# GIVEN INSTRUCTION
Below are records to repeat exactly. Omit the pictures from the copy.

= = =

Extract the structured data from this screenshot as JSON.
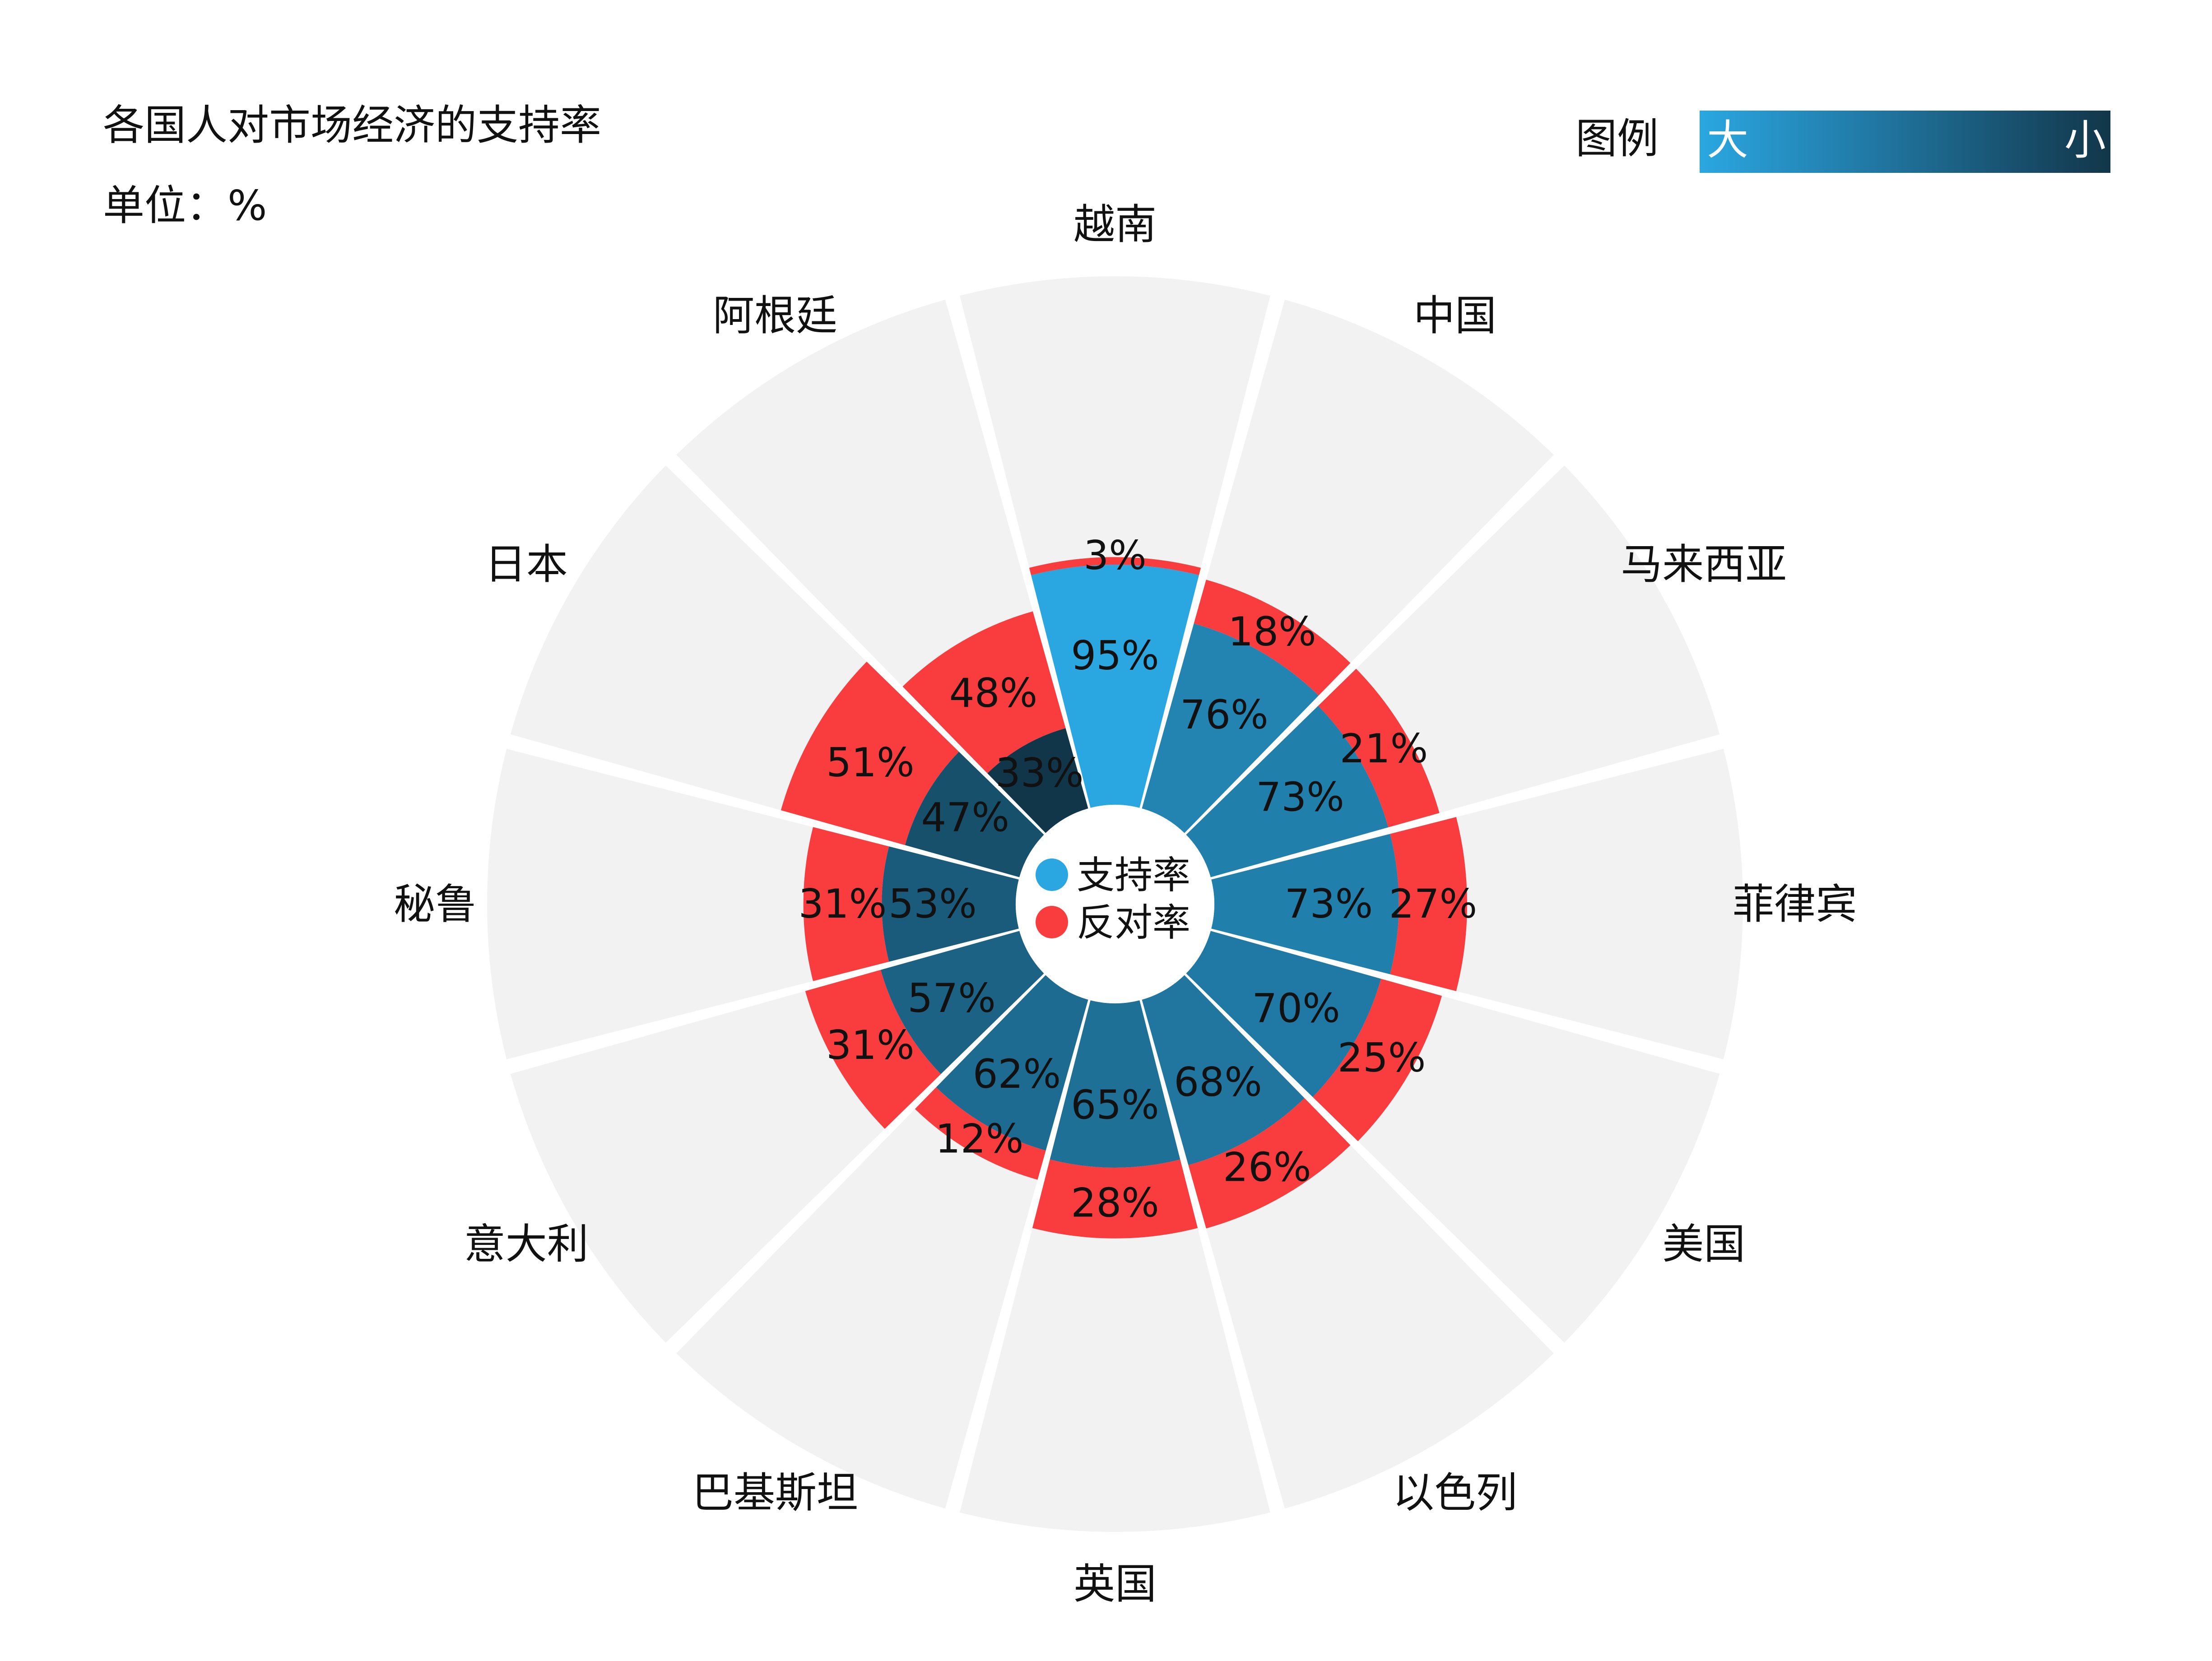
{
  "title": "各国人对市场经济的支持率",
  "unit": "单位：%",
  "legend": {
    "label": "图例",
    "gradient_start_label": "大",
    "gradient_end_label": "小",
    "gradient_colors": [
      "#2aa7e1",
      "#123649"
    ]
  },
  "center_legend": {
    "support_label": "支持率",
    "oppose_label": "反对率"
  },
  "colors": {
    "oppose": "#f93c3e",
    "background_band": "#f2f2f2",
    "support_high": "#2aa7e1",
    "support_low": "#123649"
  },
  "chart_data": {
    "type": "polar-stacked-bar",
    "title": "各国人对市场经济的支持率",
    "unit": "%",
    "series": [
      {
        "name": "支持率",
        "values": [
          95,
          76,
          73,
          73,
          70,
          68,
          65,
          62,
          57,
          53,
          47,
          33
        ]
      },
      {
        "name": "反对率",
        "values": [
          3,
          18,
          21,
          27,
          25,
          26,
          28,
          12,
          31,
          31,
          51,
          48
        ]
      }
    ],
    "categories": [
      "越南",
      "中国",
      "马来西亚",
      "菲律宾",
      "美国",
      "以色列",
      "英国",
      "巴基斯坦",
      "意大利",
      "秘鲁",
      "日本",
      "阿根廷"
    ]
  }
}
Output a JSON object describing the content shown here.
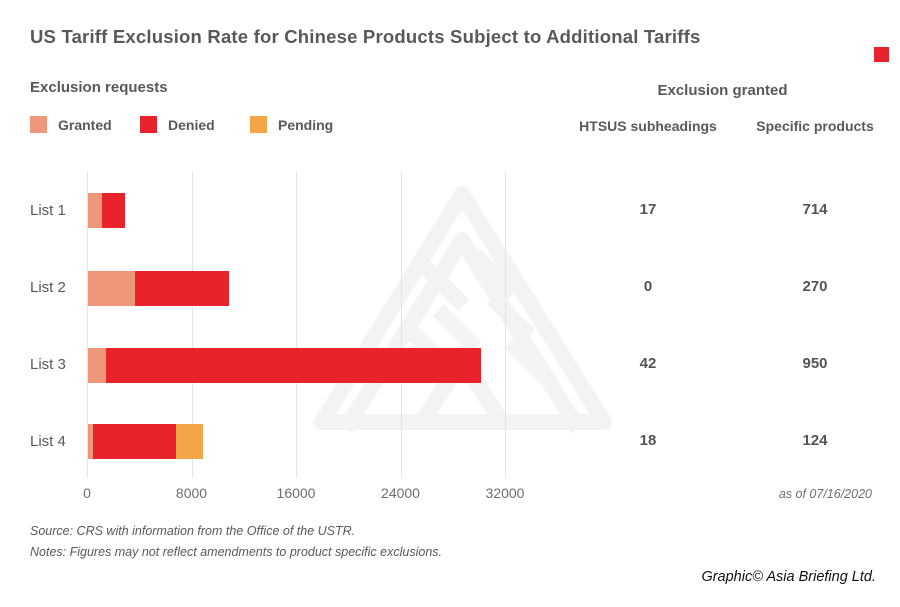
{
  "title": "US Tariff Exclusion Rate for Chinese Products Subject to Additional Tariffs",
  "left_section_header": "Exclusion requests",
  "right_section_header": "Exclusion granted",
  "brand_color": "#E8232B",
  "chart_data": {
    "type": "bar",
    "orientation": "horizontal",
    "stacked": true,
    "title": "Exclusion requests",
    "categories": [
      "List 1",
      "List 2",
      "List 3",
      "List 4"
    ],
    "series": [
      {
        "name": "Granted",
        "color": "#EF977B",
        "values": [
          1050,
          3600,
          1400,
          400
        ]
      },
      {
        "name": "Denied",
        "color": "#E8232B",
        "values": [
          1750,
          7200,
          28700,
          6350
        ]
      },
      {
        "name": "Pending",
        "color": "#F2A645",
        "values": [
          0,
          0,
          0,
          2050
        ]
      }
    ],
    "xticks": [
      0,
      8000,
      16000,
      24000,
      32000
    ],
    "xlim": [
      0,
      33700
    ],
    "grid": "vertical-gridlines",
    "legend_position": "top-left"
  },
  "table": {
    "header": "Exclusion granted",
    "columns": [
      "HTSUS subheadings",
      "Specific products"
    ],
    "rows": [
      {
        "list": "List 1",
        "htsus_subheadings": "17",
        "specific_products": "714"
      },
      {
        "list": "List 2",
        "htsus_subheadings": "0",
        "specific_products": "270"
      },
      {
        "list": "List 3",
        "htsus_subheadings": "42",
        "specific_products": "950"
      },
      {
        "list": "List 4",
        "htsus_subheadings": "18",
        "specific_products": "124"
      }
    ]
  },
  "as_of": "as of 07/16/2020",
  "source_note": "Source: CRS with information from the Office of the USTR.",
  "notes_line": "Notes: Figures may not reflect amendments to product specific exclusions.",
  "credit": "Graphic© Asia Briefing Ltd."
}
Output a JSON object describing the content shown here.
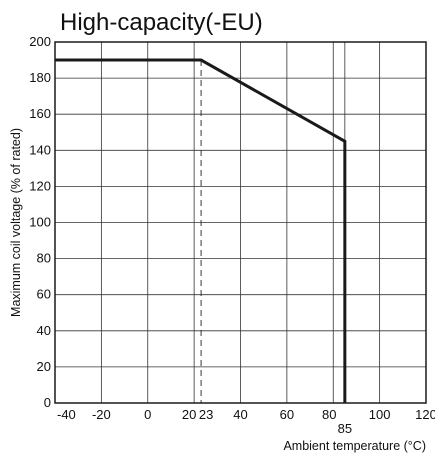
{
  "chart_data": {
    "type": "line",
    "title": "High-capacity(-EU)",
    "xlabel": "Ambient temperature (°C)",
    "ylabel": "Maximum coil voltage (% of rated)",
    "xlim": [
      -40,
      120
    ],
    "ylim": [
      0,
      200
    ],
    "x_tick_labels": [
      "-40",
      "-20",
      "0",
      "20",
      "23",
      "40",
      "60",
      "80",
      "85",
      "100",
      "120"
    ],
    "y_ticks": [
      0,
      20,
      40,
      60,
      80,
      100,
      120,
      140,
      160,
      180,
      200
    ],
    "grid": true,
    "series": [
      {
        "x": [
          -40,
          23,
          85,
          85
        ],
        "y": [
          190,
          190,
          145,
          0
        ],
        "color": "#1a1a1a"
      }
    ],
    "reference_lines": [
      {
        "x": 23,
        "style": "dashed"
      }
    ]
  }
}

= = =

# RESULT OF THIS EXERCISE
Extract the structured data from this screenshot as JSON.
{
  "title": "各国人对市场经济的支持率",
  "unit": "单位：%",
  "legend": {
    "label": "图例",
    "gradient_start_label": "大",
    "gradient_end_label": "小",
    "gradient_colors": [
      "#2aa7e1",
      "#123649"
    ]
  },
  "center_legend": {
    "support_label": "支持率",
    "oppose_label": "反对率"
  },
  "colors": {
    "oppose": "#f93c3e",
    "background_band": "#f2f2f2",
    "support_high": "#2aa7e1",
    "support_low": "#123649"
  },
  "chart_data": {
    "type": "polar-stacked-bar",
    "title": "各国人对市场经济的支持率",
    "unit": "%",
    "series": [
      {
        "name": "支持率",
        "values": [
          95,
          76,
          73,
          73,
          70,
          68,
          65,
          62,
          57,
          53,
          47,
          33
        ]
      },
      {
        "name": "反对率",
        "values": [
          3,
          18,
          21,
          27,
          25,
          26,
          28,
          12,
          31,
          31,
          51,
          48
        ]
      }
    ],
    "categories": [
      "越南",
      "中国",
      "马来西亚",
      "菲律宾",
      "美国",
      "以色列",
      "英国",
      "巴基斯坦",
      "意大利",
      "秘鲁",
      "日本",
      "阿根廷"
    ]
  }
}
Output a JSON object describing the content shown here.
{
  "title": "US Tariff Exclusion Rate for Chinese Products Subject to Additional Tariffs",
  "left_section_header": "Exclusion requests",
  "right_section_header": "Exclusion granted",
  "brand_color": "#E8232B",
  "chart_data": {
    "type": "bar",
    "orientation": "horizontal",
    "stacked": true,
    "title": "Exclusion requests",
    "categories": [
      "List 1",
      "List 2",
      "List 3",
      "List 4"
    ],
    "series": [
      {
        "name": "Granted",
        "color": "#EF977B",
        "values": [
          1050,
          3600,
          1400,
          400
        ]
      },
      {
        "name": "Denied",
        "color": "#E8232B",
        "values": [
          1750,
          7200,
          28700,
          6350
        ]
      },
      {
        "name": "Pending",
        "color": "#F2A645",
        "values": [
          0,
          0,
          0,
          2050
        ]
      }
    ],
    "xticks": [
      0,
      8000,
      16000,
      24000,
      32000
    ],
    "xlim": [
      0,
      33700
    ],
    "grid": "vertical-gridlines",
    "legend_position": "top-left"
  },
  "table": {
    "header": "Exclusion granted",
    "columns": [
      "HTSUS subheadings",
      "Specific products"
    ],
    "rows": [
      {
        "list": "List 1",
        "htsus_subheadings": "17",
        "specific_products": "714"
      },
      {
        "list": "List 2",
        "htsus_subheadings": "0",
        "specific_products": "270"
      },
      {
        "list": "List 3",
        "htsus_subheadings": "42",
        "specific_products": "950"
      },
      {
        "list": "List 4",
        "htsus_subheadings": "18",
        "specific_products": "124"
      }
    ]
  },
  "as_of": "as of 07/16/2020",
  "source_note": "Source: CRS with information from the Office of the USTR.",
  "notes_line": "Notes: Figures may not reflect amendments to product specific exclusions.",
  "credit": "Graphic© Asia Briefing Ltd."
}
Output a JSON object describing the content shown here.
{
  "chart_data": {
    "type": "line",
    "title": "High-capacity(-EU)",
    "xlabel": "Ambient temperature (°C)",
    "ylabel": "Maximum coil voltage (% of rated)",
    "xlim": [
      -40,
      120
    ],
    "ylim": [
      0,
      200
    ],
    "x_tick_labels": [
      "-40",
      "-20",
      "0",
      "20",
      "23",
      "40",
      "60",
      "80",
      "85",
      "100",
      "120"
    ],
    "y_ticks": [
      0,
      20,
      40,
      60,
      80,
      100,
      120,
      140,
      160,
      180,
      200
    ],
    "grid": true,
    "series": [
      {
        "x": [
          -40,
          23,
          85,
          85
        ],
        "y": [
          190,
          190,
          145,
          0
        ],
        "color": "#1a1a1a"
      }
    ],
    "reference_lines": [
      {
        "x": 23,
        "style": "dashed"
      }
    ]
  }
}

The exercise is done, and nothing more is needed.